- EXERCISE INPUT
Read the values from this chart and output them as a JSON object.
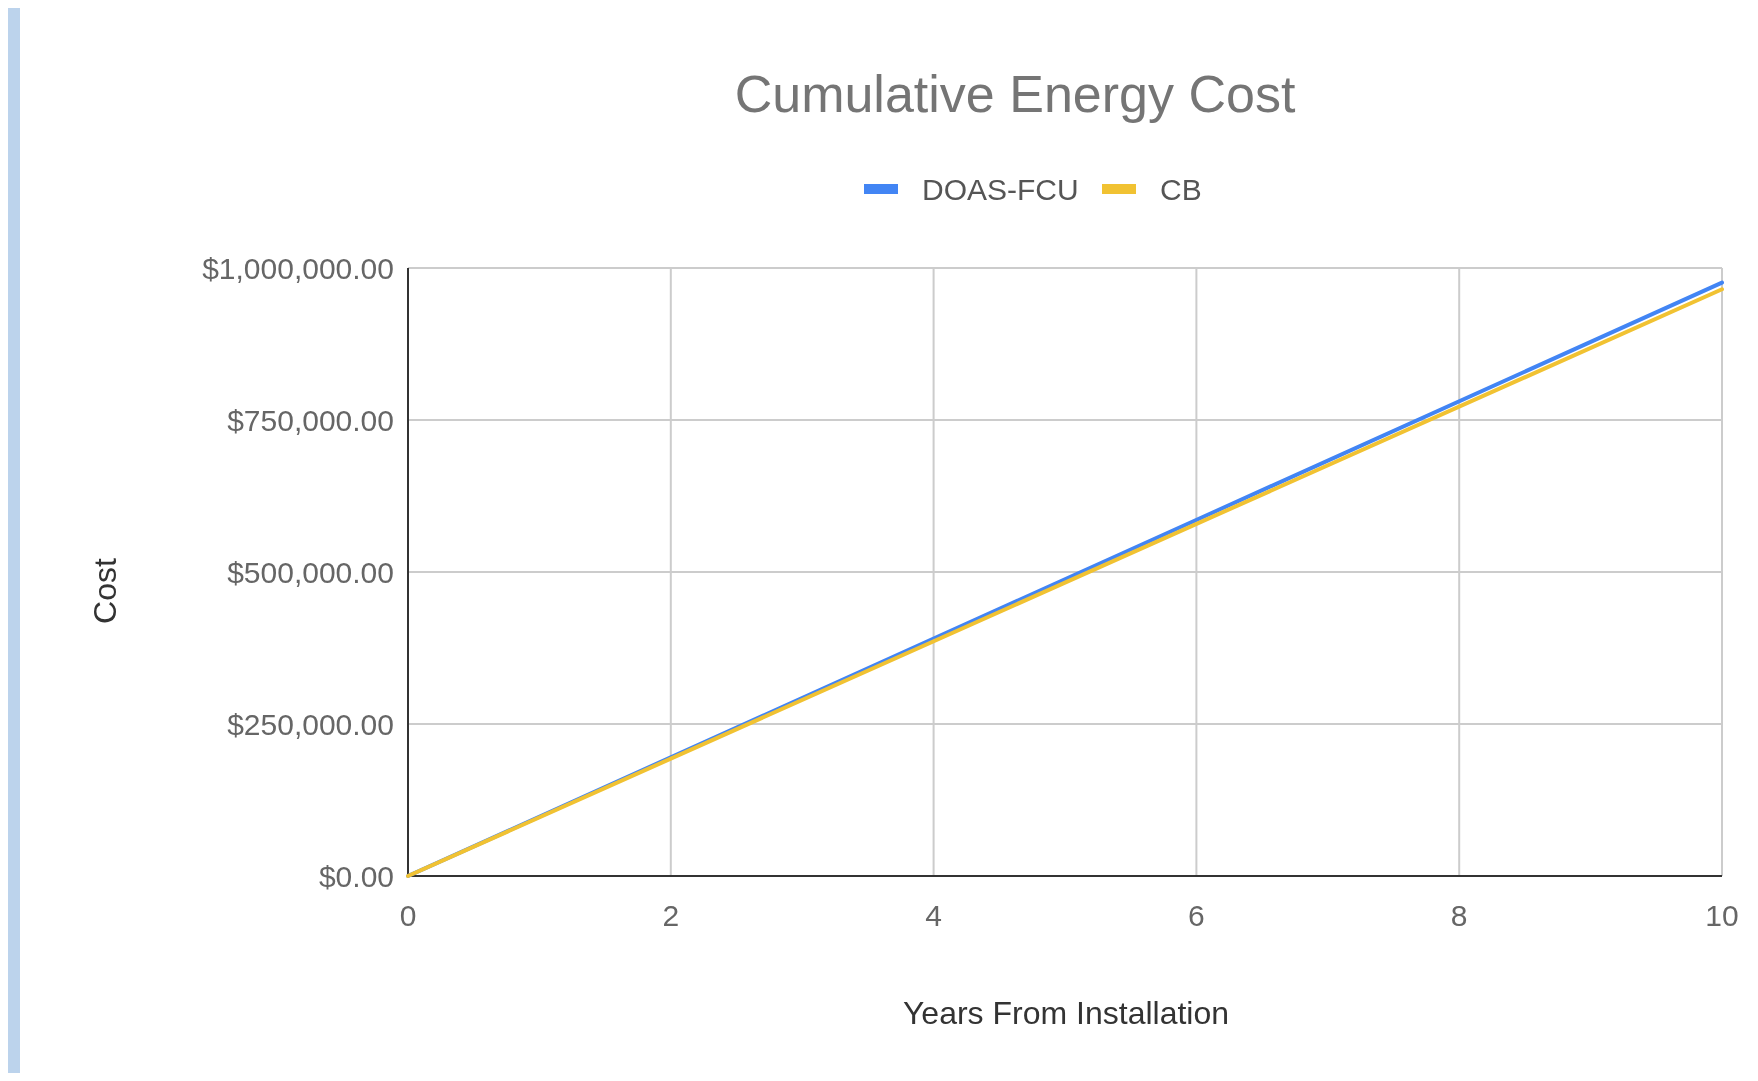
{
  "chart_data": {
    "type": "line",
    "title": "Cumulative Energy Cost",
    "xlabel": "Years From Installation",
    "ylabel": "Cost",
    "x": [
      0,
      10
    ],
    "series": [
      {
        "name": "DOAS-FCU",
        "color": "#4285f4",
        "values": [
          0,
          976000
        ]
      },
      {
        "name": "CB",
        "color": "#f1c232",
        "values": [
          0,
          965000
        ]
      }
    ],
    "xlim": [
      0,
      10
    ],
    "xticks": [
      0,
      2,
      4,
      6,
      8,
      10
    ],
    "ylim": [
      0,
      1000000
    ],
    "yticks": [
      {
        "value": 0,
        "label": "$0.00"
      },
      {
        "value": 250000,
        "label": "$250,000.00"
      },
      {
        "value": 500000,
        "label": "$500,000.00"
      },
      {
        "value": 750000,
        "label": "$750,000.00"
      },
      {
        "value": 1000000,
        "label": "$1,000,000.00"
      }
    ],
    "grid": true,
    "legend": "top",
    "marker": "none",
    "line_style": "solid"
  }
}
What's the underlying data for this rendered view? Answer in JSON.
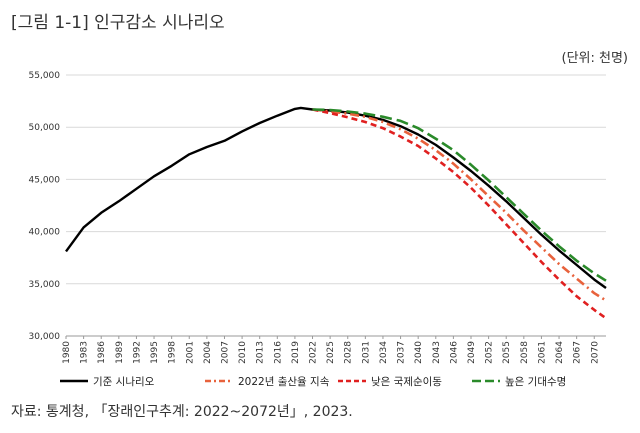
{
  "figure": {
    "title": "[그림 1-1] 인구감소 시나리오",
    "unit": "(단위: 천명)",
    "source": "자료: 통계청, 「장래인구추계: 2022~2072년」, 2023."
  },
  "chart_data": {
    "type": "line",
    "title": "[그림 1-1] 인구감소 시나리오",
    "ylabel": "(단위: 천명)",
    "xlabel": "",
    "ylim": [
      30000,
      55000
    ],
    "yticks": [
      30000,
      35000,
      40000,
      45000,
      50000,
      55000
    ],
    "ytick_labels": [
      "30,000",
      "35,000",
      "40,000",
      "45,000",
      "50,000",
      "55,000"
    ],
    "xlim": [
      1980,
      2072
    ],
    "xtick_labels": [
      "1980",
      "1983",
      "1986",
      "1989",
      "1992",
      "1995",
      "1998",
      "2001",
      "2004",
      "2007",
      "2010",
      "2013",
      "2016",
      "2019",
      "2022",
      "2025",
      "2028",
      "2031",
      "2034",
      "2037",
      "2040",
      "2043",
      "2046",
      "2049",
      "2052",
      "2055",
      "2058",
      "2061",
      "2064",
      "2067",
      "2070"
    ],
    "grid": "horizontal",
    "legend": "bottom",
    "series": [
      {
        "name": "기준 시나리오",
        "color": "#000000",
        "style": "solid",
        "x": [
          1980,
          1983,
          1986,
          1989,
          1992,
          1995,
          1998,
          2001,
          2004,
          2007,
          2010,
          2013,
          2016,
          2019,
          2020,
          2022,
          2025,
          2028,
          2031,
          2034,
          2037,
          2040,
          2043,
          2046,
          2049,
          2052,
          2055,
          2058,
          2061,
          2064,
          2067,
          2070,
          2072
        ],
        "values": [
          38100,
          40400,
          41800,
          42900,
          44100,
          45300,
          46300,
          47400,
          48100,
          48700,
          49600,
          50400,
          51100,
          51750,
          51850,
          51700,
          51600,
          51400,
          51100,
          50700,
          50100,
          49300,
          48300,
          47100,
          45800,
          44400,
          42900,
          41300,
          39700,
          38200,
          36800,
          35400,
          34600
        ]
      },
      {
        "name": "2022년 출산율 지속",
        "color": "#e8623c",
        "style": "dashdot",
        "x": [
          2022,
          2025,
          2028,
          2031,
          2034,
          2037,
          2040,
          2043,
          2046,
          2049,
          2052,
          2055,
          2058,
          2061,
          2064,
          2067,
          2070,
          2072
        ],
        "values": [
          51700,
          51500,
          51300,
          51000,
          50500,
          49800,
          48900,
          47800,
          46500,
          45000,
          43400,
          41800,
          40100,
          38500,
          36900,
          35500,
          34100,
          33400
        ]
      },
      {
        "name": "낮은 국제순이동",
        "color": "#e02020",
        "style": "dashed",
        "x": [
          2022,
          2025,
          2028,
          2031,
          2034,
          2037,
          2040,
          2043,
          2046,
          2049,
          2052,
          2055,
          2058,
          2061,
          2064,
          2067,
          2070,
          2072
        ],
        "values": [
          51700,
          51350,
          50950,
          50500,
          49900,
          49100,
          48200,
          47000,
          45700,
          44200,
          42500,
          40700,
          38900,
          37100,
          35400,
          33800,
          32500,
          31700
        ]
      },
      {
        "name": "높은 기대수명",
        "color": "#2a8a2a",
        "style": "longdash",
        "x": [
          2022,
          2025,
          2028,
          2031,
          2034,
          2037,
          2040,
          2043,
          2046,
          2049,
          2052,
          2055,
          2058,
          2061,
          2064,
          2067,
          2070,
          2072
        ],
        "values": [
          51700,
          51650,
          51500,
          51300,
          51000,
          50600,
          49900,
          48900,
          47800,
          46400,
          44900,
          43300,
          41700,
          40100,
          38600,
          37200,
          36000,
          35300
        ]
      }
    ]
  }
}
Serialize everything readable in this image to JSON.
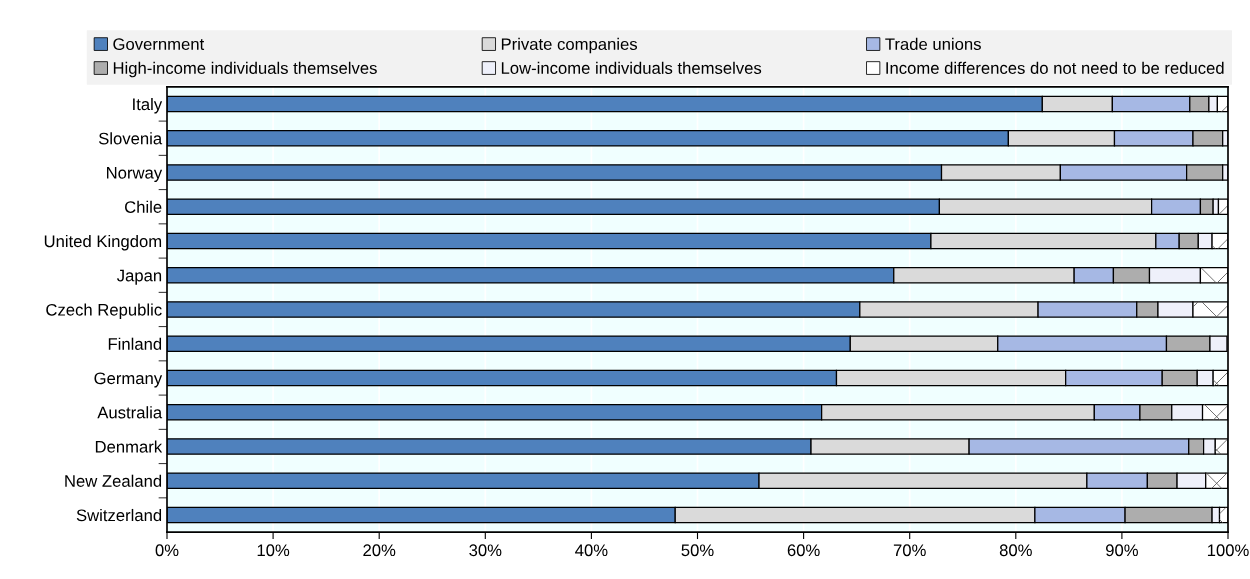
{
  "chart_data": {
    "type": "bar",
    "orientation": "horizontal",
    "stacked": true,
    "legend": "top",
    "grid": "x",
    "categories": [
      "Italy",
      "Slovenia",
      "Norway",
      "Chile",
      "United Kingdom",
      "Japan",
      "Czech Republic",
      "Finland",
      "Germany",
      "Australia",
      "Denmark",
      "New Zealand",
      "Switzerland"
    ],
    "series": [
      {
        "name": "Government",
        "color": "#4f81bd",
        "values": [
          82.5,
          79.3,
          73.0,
          72.8,
          72.0,
          68.5,
          65.3,
          64.4,
          63.1,
          61.7,
          60.7,
          55.8,
          47.9
        ]
      },
      {
        "name": "Private companies",
        "color": "#dadada",
        "values": [
          6.6,
          10.0,
          11.2,
          20.0,
          21.2,
          17.0,
          16.8,
          13.9,
          21.6,
          25.7,
          14.9,
          30.9,
          33.9
        ]
      },
      {
        "name": "Trade unions",
        "color": "#a6b8e4",
        "values": [
          7.3,
          7.4,
          11.9,
          4.6,
          2.2,
          3.7,
          9.3,
          15.9,
          9.1,
          4.3,
          20.7,
          5.7,
          8.5
        ]
      },
      {
        "name": "High-income individuals themselves",
        "color": "#adadad",
        "values": [
          1.8,
          2.8,
          3.4,
          1.2,
          1.8,
          3.4,
          2.0,
          4.1,
          3.3,
          3.0,
          1.4,
          2.8,
          8.2
        ]
      },
      {
        "name": "Low-income individuals themselves",
        "color": "#eef0fa",
        "values": [
          0.8,
          0.5,
          0.5,
          0.5,
          1.3,
          4.8,
          3.3,
          1.6,
          1.5,
          2.9,
          1.1,
          2.7,
          0.7
        ]
      },
      {
        "name": "Income differences do not need to be reduced",
        "color": "#ffffff",
        "values": [
          1.0,
          0.0,
          0.0,
          0.9,
          1.5,
          2.6,
          3.3,
          null,
          1.4,
          2.4,
          1.2,
          2.1,
          0.8
        ]
      }
    ],
    "xlim": [
      0,
      100
    ],
    "xticks": [
      {
        "value": 0,
        "label": "0%"
      },
      {
        "value": 10,
        "label": "10%"
      },
      {
        "value": 20,
        "label": "20%"
      },
      {
        "value": 30,
        "label": "30%"
      },
      {
        "value": 40,
        "label": "40%"
      },
      {
        "value": 50,
        "label": "50%"
      },
      {
        "value": 60,
        "label": "60%"
      },
      {
        "value": 70,
        "label": "70%"
      },
      {
        "value": 80,
        "label": "80%"
      },
      {
        "value": 90,
        "label": "90%"
      },
      {
        "value": 100,
        "label": "100%"
      }
    ]
  }
}
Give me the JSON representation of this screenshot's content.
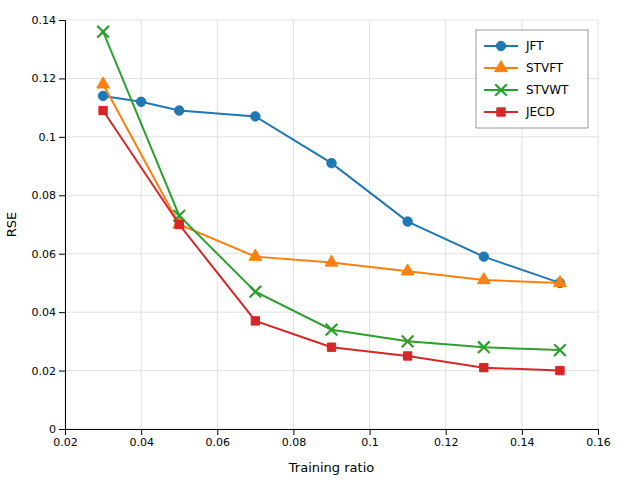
{
  "chart_data": {
    "type": "line",
    "xlabel": "Training ratio",
    "ylabel": "RSE",
    "xlim": [
      0.02,
      0.16
    ],
    "ylim": [
      0,
      0.14
    ],
    "xticks": [
      0.02,
      0.04,
      0.06,
      0.08,
      0.1,
      0.12,
      0.14,
      0.16
    ],
    "yticks": [
      0,
      0.02,
      0.04,
      0.06,
      0.08,
      0.1,
      0.12,
      0.14
    ],
    "grid": true,
    "legend": "top-right",
    "series": [
      {
        "name": "JFT",
        "marker": "circle",
        "x": [
          0.03,
          0.04,
          0.05,
          0.07,
          0.09,
          0.11,
          0.13,
          0.15
        ],
        "values": [
          0.114,
          0.112,
          0.109,
          0.107,
          0.091,
          0.071,
          0.059,
          0.05
        ]
      },
      {
        "name": "STVFT",
        "marker": "triangle",
        "x": [
          0.03,
          0.05,
          0.07,
          0.09,
          0.11,
          0.13,
          0.15
        ],
        "values": [
          0.118,
          0.07,
          0.059,
          0.057,
          0.054,
          0.051,
          0.05
        ]
      },
      {
        "name": "STVWT",
        "marker": "x",
        "x": [
          0.03,
          0.05,
          0.07,
          0.09,
          0.11,
          0.13,
          0.15
        ],
        "values": [
          0.136,
          0.073,
          0.047,
          0.034,
          0.03,
          0.028,
          0.027
        ]
      },
      {
        "name": "JECD",
        "marker": "square",
        "x": [
          0.03,
          0.05,
          0.07,
          0.09,
          0.11,
          0.13,
          0.15
        ],
        "values": [
          0.109,
          0.07,
          0.037,
          0.028,
          0.025,
          0.021,
          0.02
        ]
      }
    ]
  }
}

- TASK REQUIREMENTS
From the material above, write out exactly the lines from the line with "Give me the" through the closing line, inclusive, and no pictures.

- SOLUTION FOR THIS PROBLEM
Give me the JSON representation of this screenshot's content.
{
  "chart_data": {
    "type": "line",
    "xlabel": "Training ratio",
    "ylabel": "RSE",
    "xlim": [
      0.02,
      0.16
    ],
    "ylim": [
      0,
      0.14
    ],
    "xticks": [
      0.02,
      0.04,
      0.06,
      0.08,
      0.1,
      0.12,
      0.14,
      0.16
    ],
    "yticks": [
      0,
      0.02,
      0.04,
      0.06,
      0.08,
      0.1,
      0.12,
      0.14
    ],
    "grid": true,
    "legend": "top-right",
    "series": [
      {
        "name": "JFT",
        "marker": "circle",
        "x": [
          0.03,
          0.04,
          0.05,
          0.07,
          0.09,
          0.11,
          0.13,
          0.15
        ],
        "values": [
          0.114,
          0.112,
          0.109,
          0.107,
          0.091,
          0.071,
          0.059,
          0.05
        ]
      },
      {
        "name": "STVFT",
        "marker": "triangle",
        "x": [
          0.03,
          0.05,
          0.07,
          0.09,
          0.11,
          0.13,
          0.15
        ],
        "values": [
          0.118,
          0.07,
          0.059,
          0.057,
          0.054,
          0.051,
          0.05
        ]
      },
      {
        "name": "STVWT",
        "marker": "x",
        "x": [
          0.03,
          0.05,
          0.07,
          0.09,
          0.11,
          0.13,
          0.15
        ],
        "values": [
          0.136,
          0.073,
          0.047,
          0.034,
          0.03,
          0.028,
          0.027
        ]
      },
      {
        "name": "JECD",
        "marker": "square",
        "x": [
          0.03,
          0.05,
          0.07,
          0.09,
          0.11,
          0.13,
          0.15
        ],
        "values": [
          0.109,
          0.07,
          0.037,
          0.028,
          0.025,
          0.021,
          0.02
        ]
      }
    ]
  }
}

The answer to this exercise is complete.